[Records that describe figures]
☆ ☆ ☆ ☆ ☆ ☆ ☆

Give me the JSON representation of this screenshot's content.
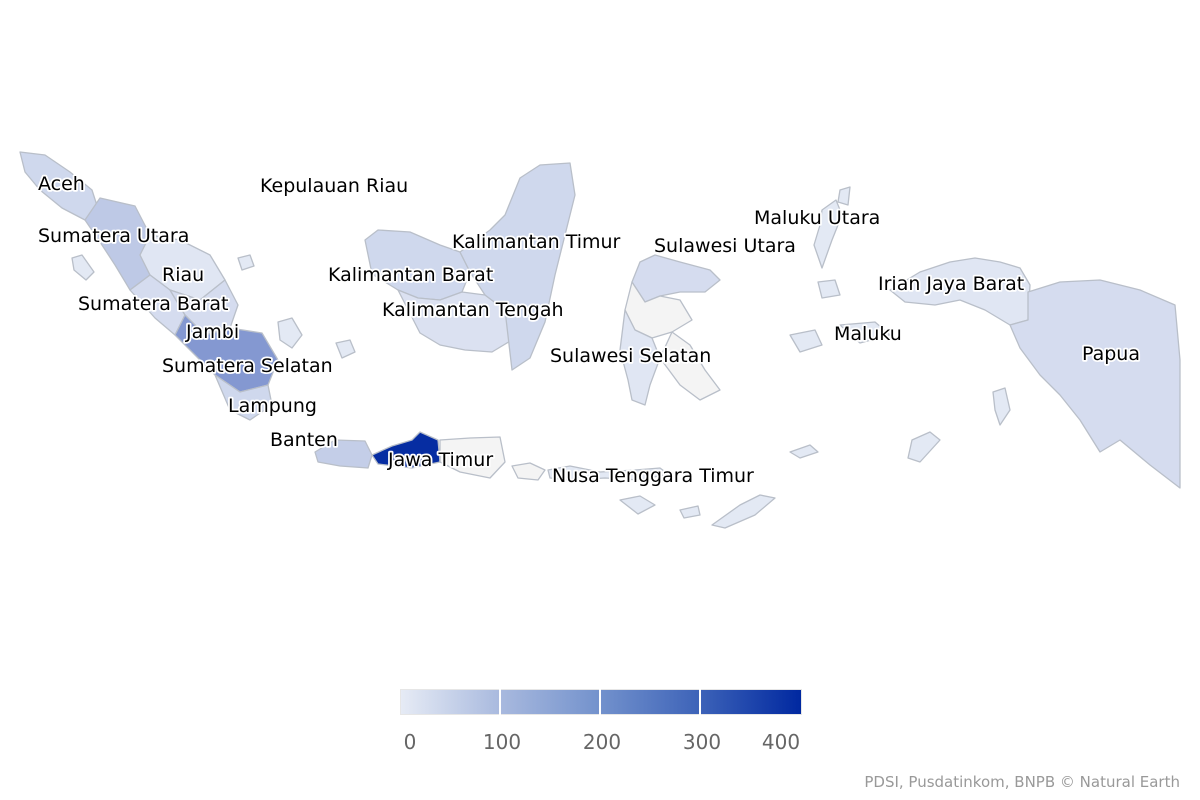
{
  "map": {
    "regions": [
      {
        "id": "aceh",
        "name": "Aceh",
        "value": 40
      },
      {
        "id": "sumatera-utara",
        "name": "Sumatera Utara",
        "value": 70
      },
      {
        "id": "riau",
        "name": "Riau",
        "value": 10
      },
      {
        "id": "sumatera-barat",
        "name": "Sumatera Barat",
        "value": 30
      },
      {
        "id": "jambi",
        "name": "Jambi",
        "value": 30
      },
      {
        "id": "sumatera-selatan",
        "name": "Sumatera Selatan",
        "value": 170
      },
      {
        "id": "lampung",
        "name": "Lampung",
        "value": 40
      },
      {
        "id": "kepulauan-riau",
        "name": "Kepulauan Riau",
        "value": 5
      },
      {
        "id": "banten",
        "name": "Banten",
        "value": 60
      },
      {
        "id": "jawa-timur",
        "name": "Jawa Timur",
        "value": 390
      },
      {
        "id": "kalimantan-barat",
        "name": "Kalimantan Barat",
        "value": 40
      },
      {
        "id": "kalimantan-tengah",
        "name": "Kalimantan Tengah",
        "value": 20
      },
      {
        "id": "kalimantan-timur",
        "name": "Kalimantan Timur",
        "value": 40
      },
      {
        "id": "sulawesi-utara",
        "name": "Sulawesi Utara",
        "value": 30
      },
      {
        "id": "sulawesi-selatan",
        "name": "Sulawesi Selatan",
        "value": 10
      },
      {
        "id": "maluku-utara",
        "name": "Maluku Utara",
        "value": 5
      },
      {
        "id": "maluku",
        "name": "Maluku",
        "value": 5
      },
      {
        "id": "irian-jaya-barat",
        "name": "Irian Jaya Barat",
        "value": 10
      },
      {
        "id": "papua",
        "name": "Papua",
        "value": 30
      },
      {
        "id": "nusa-tenggara-timur",
        "name": "Nusa Tenggara Timur",
        "value": 5
      }
    ]
  },
  "colors": {
    "min": "#e6ebf5",
    "max": "#0028a0",
    "no_data": "#f4f4f4",
    "border": "#b9bfc9"
  },
  "legend": {
    "min": 0,
    "max": 400,
    "ticks": [
      "0",
      "100",
      "200",
      "300",
      "400"
    ]
  },
  "credits": "PDSI, Pusdatinkom, BNPB © Natural Earth"
}
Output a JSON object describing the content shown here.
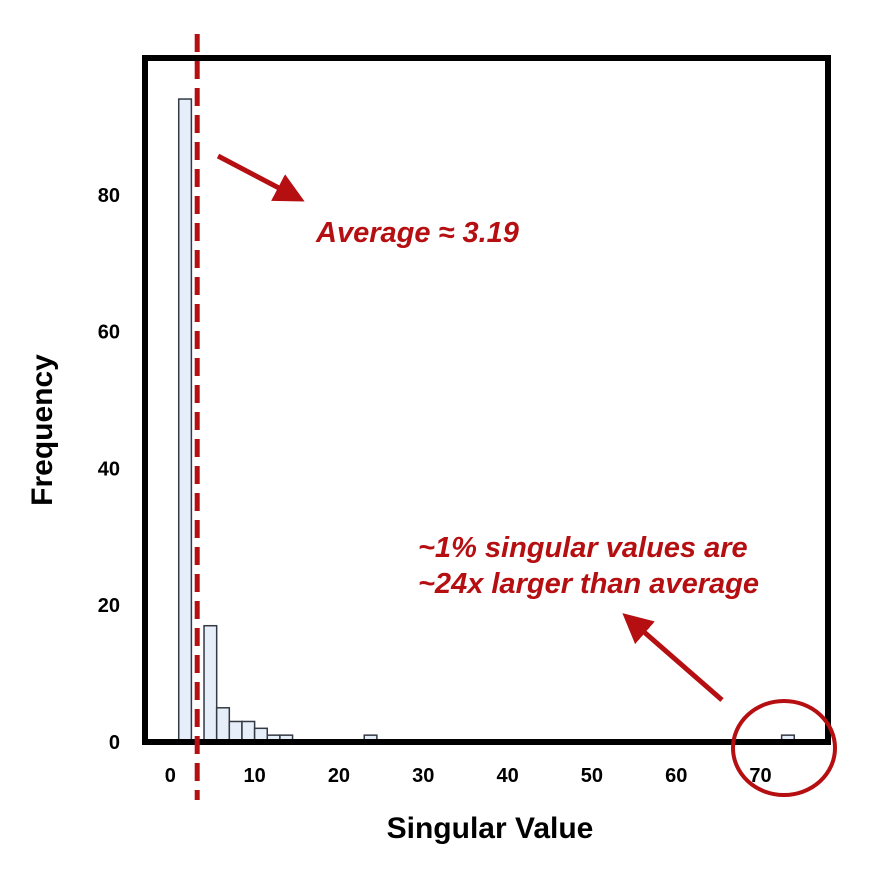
{
  "chart_data": {
    "type": "bar",
    "title": "",
    "xlabel": "Singular Value",
    "ylabel": "Frequency",
    "xlim": [
      -3,
      78
    ],
    "ylim": [
      0,
      100
    ],
    "xticks": [
      0,
      10,
      20,
      30,
      40,
      50,
      60,
      70
    ],
    "yticks": [
      0,
      20,
      40,
      60,
      80
    ],
    "bin_width": 1.5,
    "bins": [
      {
        "start": 1.0,
        "count": 94
      },
      {
        "start": 4.0,
        "count": 17
      },
      {
        "start": 5.5,
        "count": 5
      },
      {
        "start": 7.0,
        "count": 3
      },
      {
        "start": 8.5,
        "count": 3
      },
      {
        "start": 10.0,
        "count": 2
      },
      {
        "start": 11.5,
        "count": 1
      },
      {
        "start": 13.0,
        "count": 1
      },
      {
        "start": 23.0,
        "count": 1
      },
      {
        "start": 72.5,
        "count": 1
      }
    ],
    "average_line": 3.19,
    "annotations": {
      "average": "Average ≈ 3.19",
      "outlier_line1": "~1% singular values are",
      "outlier_line2": "~24x larger than average"
    },
    "colors": {
      "bar_fill": "#e6eefa",
      "bar_stroke": "#333a44",
      "accent": "#b50f12",
      "frame": "#000000"
    },
    "grid": false
  }
}
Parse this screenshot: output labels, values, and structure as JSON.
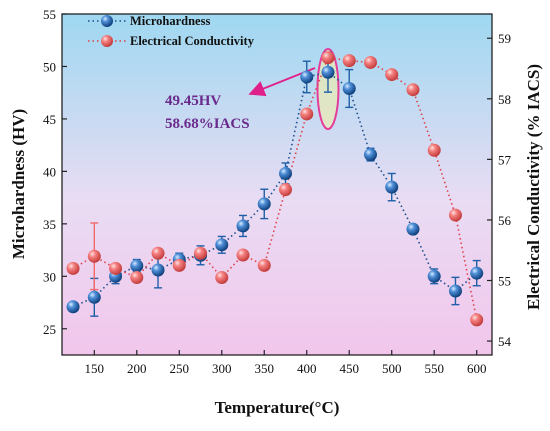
{
  "chart_data": {
    "type": "line",
    "xlabel": "Temperature(°C)",
    "ylabel_left": "Microhardness (HV)",
    "ylabel_right": "Electrical Conductivity (% IACS)",
    "x_ticks": [
      150,
      200,
      250,
      300,
      350,
      400,
      450,
      500,
      550,
      600
    ],
    "xlim": [
      112,
      618
    ],
    "ylim_left": [
      22.5,
      55
    ],
    "ylim_right": [
      53.77,
      59.4
    ],
    "y_left_ticks": [
      25,
      30,
      35,
      40,
      45,
      50,
      55
    ],
    "y_right_ticks": [
      54,
      55,
      56,
      57,
      58,
      59
    ],
    "legend_position": "top-left",
    "background_gradient": [
      "#9fd8f1",
      "#e9dcf3",
      "#f2c6ec"
    ],
    "series": [
      {
        "name": "Microhardness",
        "axis": "left",
        "color": "#1f5fa8",
        "line_color": "#1f4e8c",
        "marker": "sphere",
        "x": [
          125,
          150,
          175,
          200,
          225,
          250,
          275,
          300,
          325,
          350,
          375,
          400,
          425,
          450,
          475,
          500,
          525,
          550,
          575,
          600
        ],
        "values": [
          27.1,
          28.0,
          30.0,
          31.0,
          30.6,
          31.6,
          32.0,
          33.0,
          34.8,
          36.9,
          39.8,
          49.0,
          49.45,
          47.9,
          41.6,
          38.5,
          34.5,
          30.0,
          28.6,
          30.3
        ],
        "error": [
          0,
          1.8,
          0.7,
          0.6,
          1.7,
          0.6,
          0.9,
          0.8,
          1.0,
          1.4,
          1.0,
          1.5,
          1.9,
          1.8,
          0.6,
          1.3,
          0,
          0.7,
          1.3,
          1.2
        ]
      },
      {
        "name": "Electrical Conductivity",
        "axis": "right",
        "color": "#f06a6a",
        "line_color": "#e0404a",
        "marker": "sphere",
        "x": [
          125,
          150,
          175,
          200,
          225,
          250,
          275,
          300,
          325,
          350,
          375,
          400,
          425,
          450,
          475,
          500,
          525,
          550,
          575,
          600
        ],
        "values": [
          55.2,
          55.4,
          55.2,
          55.05,
          55.45,
          55.25,
          55.45,
          55.05,
          55.42,
          55.25,
          56.5,
          57.75,
          58.68,
          58.63,
          58.6,
          58.4,
          58.15,
          57.15,
          56.08,
          54.35
        ],
        "error": [
          0,
          0.55,
          0,
          0,
          0,
          0,
          0,
          0,
          0,
          0,
          0,
          0,
          0,
          0,
          0,
          0,
          0,
          0,
          0,
          0
        ]
      }
    ],
    "annotation": {
      "lines": [
        "49.45HV",
        "58.68%IACS"
      ],
      "color": "#6a2a8c",
      "arrow_color": "#e0208a",
      "highlight_x": 425
    }
  }
}
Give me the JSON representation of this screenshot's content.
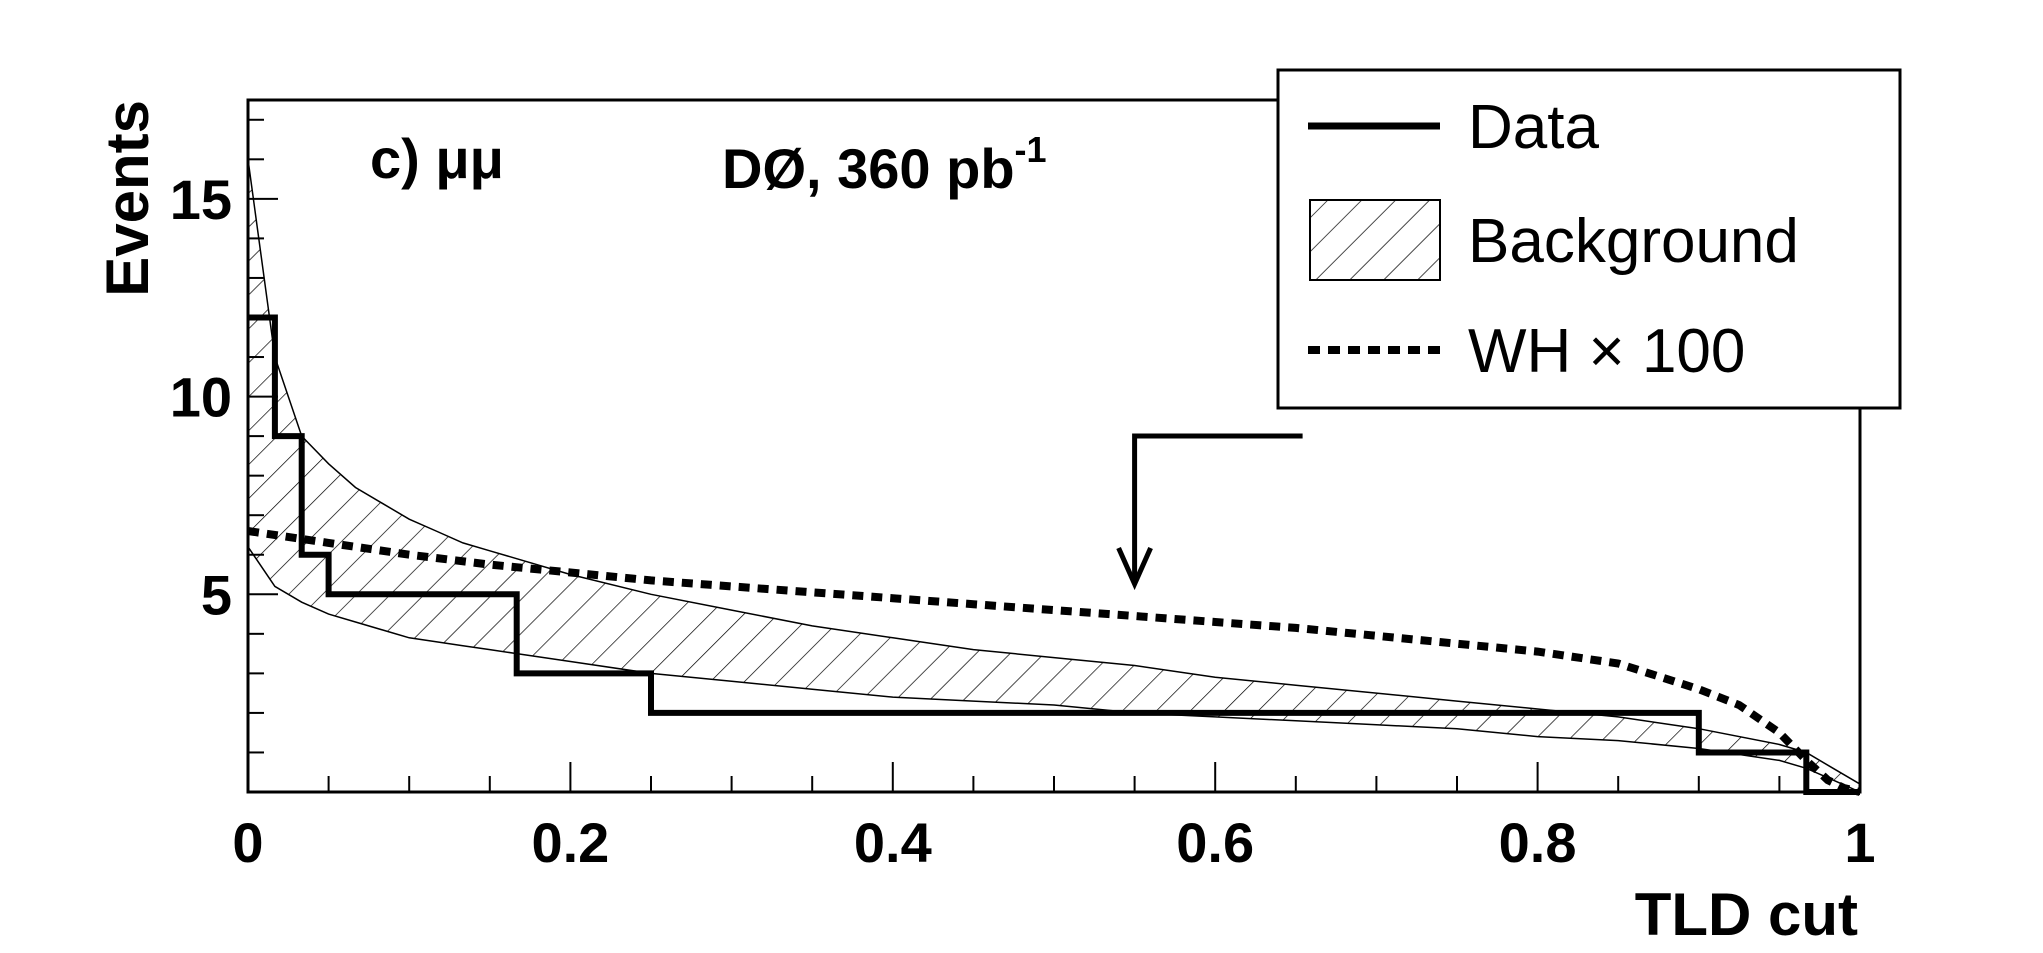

☆ ☆ ☆ ☆ ☆ ☆ ☆

• [Instruction] Omitting all images, print the listing exactly.

• [Solution for this problem]
Give me the JSON representation of this screenshot's content.
{
  "map": {
    "regions": [
      {
        "id": "aceh",
        "name": "Aceh",
        "value": 40
      },
      {
        "id": "sumatera-utara",
        "name": "Sumatera Utara",
        "value": 70
      },
      {
        "id": "riau",
        "name": "Riau",
        "value": 10
      },
      {
        "id": "sumatera-barat",
        "name": "Sumatera Barat",
        "value": 30
      },
      {
        "id": "jambi",
        "name": "Jambi",
        "value": 30
      },
      {
        "id": "sumatera-selatan",
        "name": "Sumatera Selatan",
        "value": 170
      },
      {
        "id": "lampung",
        "name": "Lampung",
        "value": 40
      },
      {
        "id": "kepulauan-riau",
        "name": "Kepulauan Riau",
        "value": 5
      },
      {
        "id": "banten",
        "name": "Banten",
        "value": 60
      },
      {
        "id": "jawa-timur",
        "name": "Jawa Timur",
        "value": 390
      },
      {
        "id": "kalimantan-barat",
        "name": "Kalimantan Barat",
        "value": 40
      },
      {
        "id": "kalimantan-tengah",
        "name": "Kalimantan Tengah",
        "value": 20
      },
      {
        "id": "kalimantan-timur",
        "name": "Kalimantan Timur",
        "value": 40
      },
      {
        "id": "sulawesi-utara",
        "name": "Sulawesi Utara",
        "value": 30
      },
      {
        "id": "sulawesi-selatan",
        "name": "Sulawesi Selatan",
        "value": 10
      },
      {
        "id": "maluku-utara",
        "name": "Maluku Utara",
        "value": 5
      },
      {
        "id": "maluku",
        "name": "Maluku",
        "value": 5
      },
      {
        "id": "irian-jaya-barat",
        "name": "Irian Jaya Barat",
        "value": 10
      },
      {
        "id": "papua",
        "name": "Papua",
        "value": 30
      },
      {
        "id": "nusa-tenggara-timur",
        "name": "Nusa Tenggara Timur",
        "value": 5
      }
    ]
  },
  "colors": {
    "min": "#e6ebf5",
    "max": "#0028a0",
    "no_data": "#f4f4f4",
    "border": "#b9bfc9"
  },
  "legend": {
    "min": 0,
    "max": 400,
    "ticks": [
      "0",
      "100",
      "200",
      "300",
      "400"
    ]
  },
  "credits": "PDSI, Pusdatinkom, BNPB © Natural Earth"
}
Output a JSON object describing the content shown here.
{
  "chart_data": {
    "type": "bar",
    "title": "",
    "xlabel": "Singular Value",
    "ylabel": "Frequency",
    "xlim": [
      -3,
      78
    ],
    "ylim": [
      0,
      100
    ],
    "xticks": [
      0,
      10,
      20,
      30,
      40,
      50,
      60,
      70
    ],
    "yticks": [
      0,
      20,
      40,
      60,
      80
    ],
    "bin_width": 1.5,
    "bins": [
      {
        "start": 1.0,
        "count": 94
      },
      {
        "start": 4.0,
        "count": 17
      },
      {
        "start": 5.5,
        "count": 5
      },
      {
        "start": 7.0,
        "count": 3
      },
      {
        "start": 8.5,
        "count": 3
      },
      {
        "start": 10.0,
        "count": 2
      },
      {
        "start": 11.5,
        "count": 1
      },
      {
        "start": 13.0,
        "count": 1
      },
      {
        "start": 23.0,
        "count": 1
      },
      {
        "start": 72.5,
        "count": 1
      }
    ],
    "average_line": 3.19,
    "annotations": {
      "average": "Average ≈ 3.19",
      "outlier_line1": "~1% singular values are",
      "outlier_line2": "~24x larger than average"
    },
    "colors": {
      "bar_fill": "#e6eefa",
      "bar_stroke": "#333a44",
      "accent": "#b50f12",
      "frame": "#000000"
    },
    "grid": false
  }
}
Parse this screenshot: output labels, values, and structure as JSON.
{
  "chart_data": {
    "type": "line",
    "xlabel": "Temperature(°C)",
    "ylabel_left": "Microhardness (HV)",
    "ylabel_right": "Electrical Conductivity (% IACS)",
    "x_ticks": [
      150,
      200,
      250,
      300,
      350,
      400,
      450,
      500,
      550,
      600
    ],
    "xlim": [
      112,
      618
    ],
    "ylim_left": [
      22.5,
      55
    ],
    "ylim_right": [
      53.77,
      59.4
    ],
    "y_left_ticks": [
      25,
      30,
      35,
      40,
      45,
      50,
      55
    ],
    "y_right_ticks": [
      54,
      55,
      56,
      57,
      58,
      59
    ],
    "legend_position": "top-left",
    "background_gradient": [
      "#9fd8f1",
      "#e9dcf3",
      "#f2c6ec"
    ],
    "series": [
      {
        "name": "Microhardness",
        "axis": "left",
        "color": "#1f5fa8",
        "line_color": "#1f4e8c",
        "marker": "sphere",
        "x": [
          125,
          150,
          175,
          200,
          225,
          250,
          275,
          300,
          325,
          350,
          375,
          400,
          425,
          450,
          475,
          500,
          525,
          550,
          575,
          600
        ],
        "values": [
          27.1,
          28.0,
          30.0,
          31.0,
          30.6,
          31.6,
          32.0,
          33.0,
          34.8,
          36.9,
          39.8,
          49.0,
          49.45,
          47.9,
          41.6,
          38.5,
          34.5,
          30.0,
          28.6,
          30.3
        ],
        "error": [
          0,
          1.8,
          0.7,
          0.6,
          1.7,
          0.6,
          0.9,
          0.8,
          1.0,
          1.4,
          1.0,
          1.5,
          1.9,
          1.8,
          0.6,
          1.3,
          0,
          0.7,
          1.3,
          1.2
        ]
      },
      {
        "name": "Electrical Conductivity",
        "axis": "right",
        "color": "#f06a6a",
        "line_color": "#e0404a",
        "marker": "sphere",
        "x": [
          125,
          150,
          175,
          200,
          225,
          250,
          275,
          300,
          325,
          350,
          375,
          400,
          425,
          450,
          475,
          500,
          525,
          550,
          575,
          600
        ],
        "values": [
          55.2,
          55.4,
          55.2,
          55.05,
          55.45,
          55.25,
          55.45,
          55.05,
          55.42,
          55.25,
          56.5,
          57.75,
          58.68,
          58.63,
          58.6,
          58.4,
          58.15,
          57.15,
          56.08,
          54.35
        ],
        "error": [
          0,
          0.55,
          0,
          0,
          0,
          0,
          0,
          0,
          0,
          0,
          0,
          0,
          0,
          0,
          0,
          0,
          0,
          0,
          0,
          0
        ]
      }
    ],
    "annotation": {
      "lines": [
        "49.45HV",
        "58.68%IACS"
      ],
      "color": "#6a2a8c",
      "arrow_color": "#e0208a",
      "highlight_x": 425
    }
  }
}
Give me the JSON representation of this screenshot's content.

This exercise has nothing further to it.